* [TASK INSTRUCTIONS]
A – From the interview about Toronto's art and music scene, transcribe the stretch from "Kathleen: Yes, even" through "thought: why not?".
B – In the interview about Toronto's art and music scene, condense the paragraph beginning "In addition to the evaporation of time" into a shorter version that keeps its main facts.
C – Supply the next part of the interview about Toronto's art and music scene, picking up from its final sentence.

Kathleen: Yes, even though people were doing different things. There was an incredible amount of sharing and overlap. Fifth Column played house parties at first and then the first time we played a public gig was at the Subway Room at the Spadina Hotel, another space where music, performance and video art intersected. Our opening act was Andy Payne who read a sonnet. It sounds ironic now but it wasn’t done with any sense of irony. He was a part of our scene and asked if he could read some poetry. We thought: why not?
Early in our performance history we made a connection with John Porter at the Funnel. We invited John to screen his super 8 films on us as we played. It was an obvious homage the Velvets and Warhol. We were interested in the idea of a multi-media experience much more than we were interested in fitting the conventional rock star mold. I think the first time we did this was when Fifth Column played a benefit gig at the Funnel in May 1982.
Mike: I think that as people get older time evaporates while the shared ideals you’ve talked about require major face time.
Kathleen: In addition to the evaporation of time there were other kinds of socio-economic changes. Toronto during the seventies and early eighties could be a relatively cheap place to live. There was a ready supply of semi-abandoned industrial space that meant you could make music, movies or art without disturbing too many neighbours. You could get by bartending or waiting tables two or three nights a week. That became more difficult when the real estate boom arrived in the eighties. That was a huge stress for people and it became much more challenging to live in a free-floating way, or configure your domestic life in relation to community affinities.
While I had some good fortune during that period, I also had pretty low standards that made it fairly easy. I lived in a place with no heat on the weekends. That was doable, that was the cost of having a place that was cheap and central. But I knew others who were evicted two and three times in the course of an eighteen-month period. Higher rents ate away at our most important luxury we had become used to: free time. This was also a period before people invested so much in what they consumed. It was very unusual for anyone who lived downtown to have a television or a car. People cared about what they wore, but it was almost all second hand, being creative with your clothing was part of that lifestyle. That was the other big luxury we enjoyed: urban living before brand culture took over.
Mike: Before the internet, the question of who I might be, or who we might be together, had to be done in specific architectures with other people. There was also the hope conjured by scarcity and the possibility of anticipation. At the Funnel, many of us had only read about these difficult movies, or dreamed them after seeing a still. There was an urgency to go and see them because access was rare.

* [AVAILABLE DATA]
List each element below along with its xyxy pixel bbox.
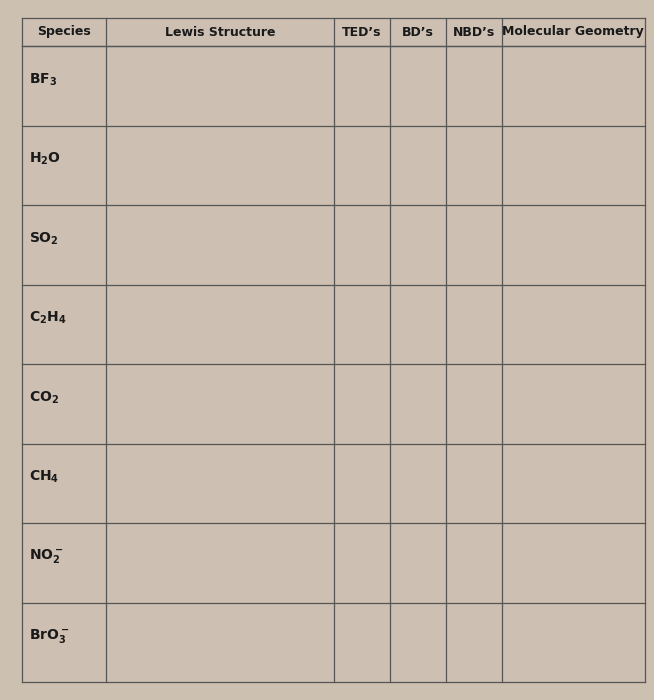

* [EXPECTED ANSWERS]
A –
Kathleen: Yes, even though people were doing different things. There was an incredible amount of sharing and overlap. Fifth Column played house parties at first and then the first time we played a public gig was at the Subway Room at the Spadina Hotel, another space where music, performance and video art intersected. Our opening act was Andy Payne who read a sonnet. It sounds ironic now but it wasn’t done with any sense of irony. He was a part of our scene and asked if he could read some poetry. We thought: why not?

B – Socio-economic changes also mattered. In the seventies and early eighties, Toronto could be fairly cheap, and semi-abandoned industrial spaces let people make music, movies or art without bothering many neighbours. Bartending or waiting tables two or three nights a week was enough to get by. The real estate boom of the eighties made that harder. It put great stress on people and made it much more difficult to live in a free-floating way or to shape domestic life around community ties.

C –
Kathleen: Yeah, you were lucky if you knew someone who had seen Kenneth Anger’s films or Warhol’s Chelsea Girls.
Mike: You would buy them a beer and make them tell it to you shot by shot.
Kathleen: These things had legendary status and it meant something to have experienced them. You’d make sure you saw them if you had the chance. On the other hand you’d sometimes be going to the Funnel or clubs like The Edge with next to no idea about what you were going to see. A street poster had an interesting image or a band had an interesting name, you might tear it down and show your friends and just go to find out. It was a bit random but the possibility of encountering something entirely new was exciting. I had no compelling reason to go a see David Rimmer’s films, for example, and almost as little reason to see Glen Branca… But who would I be if I hadn’t?
Mike: That feels like a deeply non-consumerist impulse. Opening to unexpected experience feels counter to the notion of buying reliable experiences, or purchasing something that will fit into or confirm who I already am.
Kathleen: In a sense I was a voracious consumer. Exploring culture from different disciplines, trying to put together a bigger picture. I wanted to understand the immediate past of cinema and rock and roll, trying to imagine what might happen next. That was enough to keep me searching and looking and consuming. So in one sense I was very much a consumer of culture, but maybe not a very enthusiastic member of consumer culture. Bigger wasn’t better. I was accumulating experiences, not things. And I was part of those scenes, those cultures. It was a way of encountering new ideas. Today it’s challenging for me to find something that feels new in experimental film. To a certain degree it’s also true in rock music as well. But age is pretty significant in terms of the question of expectation. So I can’t just blame the culture, I’m part of the problem as well!
Mike: I’m thinking of two essays, one written by Jim Hoberman in the Voice (“Avant to Live: Fear and Trembling at the Whitney Biennal”) and Fred Camper (“The End of Avant-Garde Film”) in the Millennium Film Journal. Both announce the end of avant-garde cinema. Hoberman: “The French call adolescence the age of film-going, and it may be that the movies you discover then set your taste forever. Certainly, my own life was altered in 1965, when I began frequenting a cruddy storefront on St. Marks Place and the even weirder basement of a midtown skyscraper. I knew movie-movies but this was another world: oceanic superimpositions and crazy editing rhythms, films made from bits of newsreel and Top 40 songs, ‘plots’ ranging from the creation of the universe to the sins of the fleshapoids, real people (often naked) cavorting in mock Arabian palaces and outer borough garbage dumps….” Both Hoberman and Camper detail the exhaustion of this adolescent moment of discovery, they’re middle aged now, and have seen it all. What else can you show me? What they both describe are not only alternative movies, but the alternative spaces those movies reside in. Sexuality arrives in their real lives just as undreamt possibilities unfold onscreen.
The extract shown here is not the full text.